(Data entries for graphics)
- - - -
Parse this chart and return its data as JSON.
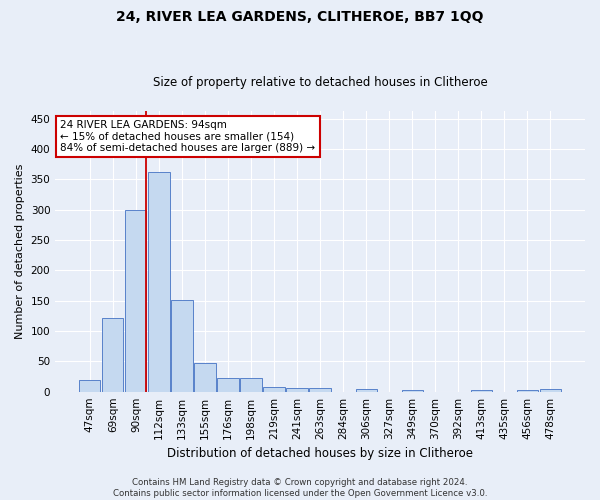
{
  "title": "24, RIVER LEA GARDENS, CLITHEROE, BB7 1QQ",
  "subtitle": "Size of property relative to detached houses in Clitheroe",
  "xlabel": "Distribution of detached houses by size in Clitheroe",
  "ylabel": "Number of detached properties",
  "footer_line1": "Contains HM Land Registry data © Crown copyright and database right 2024.",
  "footer_line2": "Contains public sector information licensed under the Open Government Licence v3.0.",
  "categories": [
    "47sqm",
    "69sqm",
    "90sqm",
    "112sqm",
    "133sqm",
    "155sqm",
    "176sqm",
    "198sqm",
    "219sqm",
    "241sqm",
    "263sqm",
    "284sqm",
    "306sqm",
    "327sqm",
    "349sqm",
    "370sqm",
    "392sqm",
    "413sqm",
    "435sqm",
    "456sqm",
    "478sqm"
  ],
  "values": [
    20,
    122,
    300,
    363,
    151,
    47,
    22,
    22,
    8,
    6,
    6,
    0,
    5,
    0,
    3,
    0,
    0,
    3,
    0,
    3,
    4
  ],
  "bar_color": "#c5d9f0",
  "bar_edge_color": "#4472c4",
  "vline_index": 2,
  "vline_color": "#cc0000",
  "annotation_text": "24 RIVER LEA GARDENS: 94sqm\n← 15% of detached houses are smaller (154)\n84% of semi-detached houses are larger (889) →",
  "annotation_box_color": "#ffffff",
  "annotation_box_edge_color": "#cc0000",
  "ylim": [
    0,
    462
  ],
  "yticks": [
    0,
    50,
    100,
    150,
    200,
    250,
    300,
    350,
    400,
    450
  ],
  "background_color": "#e8eef8",
  "plot_bg_color": "#e8eef8",
  "title_fontsize": 10,
  "subtitle_fontsize": 8.5,
  "ylabel_fontsize": 8,
  "xlabel_fontsize": 8.5,
  "tick_fontsize": 7.5,
  "footer_fontsize": 6.2
}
- - - -
- [EXERCISE]
Repeat all the data as it stands, dropping any images it holds.

- [RESPONSE TO THE TASK]
Parse this chart and return its data as JSON.
{
  "title": "24, RIVER LEA GARDENS, CLITHEROE, BB7 1QQ",
  "subtitle": "Size of property relative to detached houses in Clitheroe",
  "xlabel": "Distribution of detached houses by size in Clitheroe",
  "ylabel": "Number of detached properties",
  "footer_line1": "Contains HM Land Registry data © Crown copyright and database right 2024.",
  "footer_line2": "Contains public sector information licensed under the Open Government Licence v3.0.",
  "categories": [
    "47sqm",
    "69sqm",
    "90sqm",
    "112sqm",
    "133sqm",
    "155sqm",
    "176sqm",
    "198sqm",
    "219sqm",
    "241sqm",
    "263sqm",
    "284sqm",
    "306sqm",
    "327sqm",
    "349sqm",
    "370sqm",
    "392sqm",
    "413sqm",
    "435sqm",
    "456sqm",
    "478sqm"
  ],
  "values": [
    20,
    122,
    300,
    363,
    151,
    47,
    22,
    22,
    8,
    6,
    6,
    0,
    5,
    0,
    3,
    0,
    0,
    3,
    0,
    3,
    4
  ],
  "bar_color": "#c5d9f0",
  "bar_edge_color": "#4472c4",
  "vline_index": 2,
  "vline_color": "#cc0000",
  "annotation_text": "24 RIVER LEA GARDENS: 94sqm\n← 15% of detached houses are smaller (154)\n84% of semi-detached houses are larger (889) →",
  "annotation_box_color": "#ffffff",
  "annotation_box_edge_color": "#cc0000",
  "ylim": [
    0,
    462
  ],
  "yticks": [
    0,
    50,
    100,
    150,
    200,
    250,
    300,
    350,
    400,
    450
  ],
  "background_color": "#e8eef8",
  "plot_bg_color": "#e8eef8",
  "title_fontsize": 10,
  "subtitle_fontsize": 8.5,
  "ylabel_fontsize": 8,
  "xlabel_fontsize": 8.5,
  "tick_fontsize": 7.5,
  "footer_fontsize": 6.2
}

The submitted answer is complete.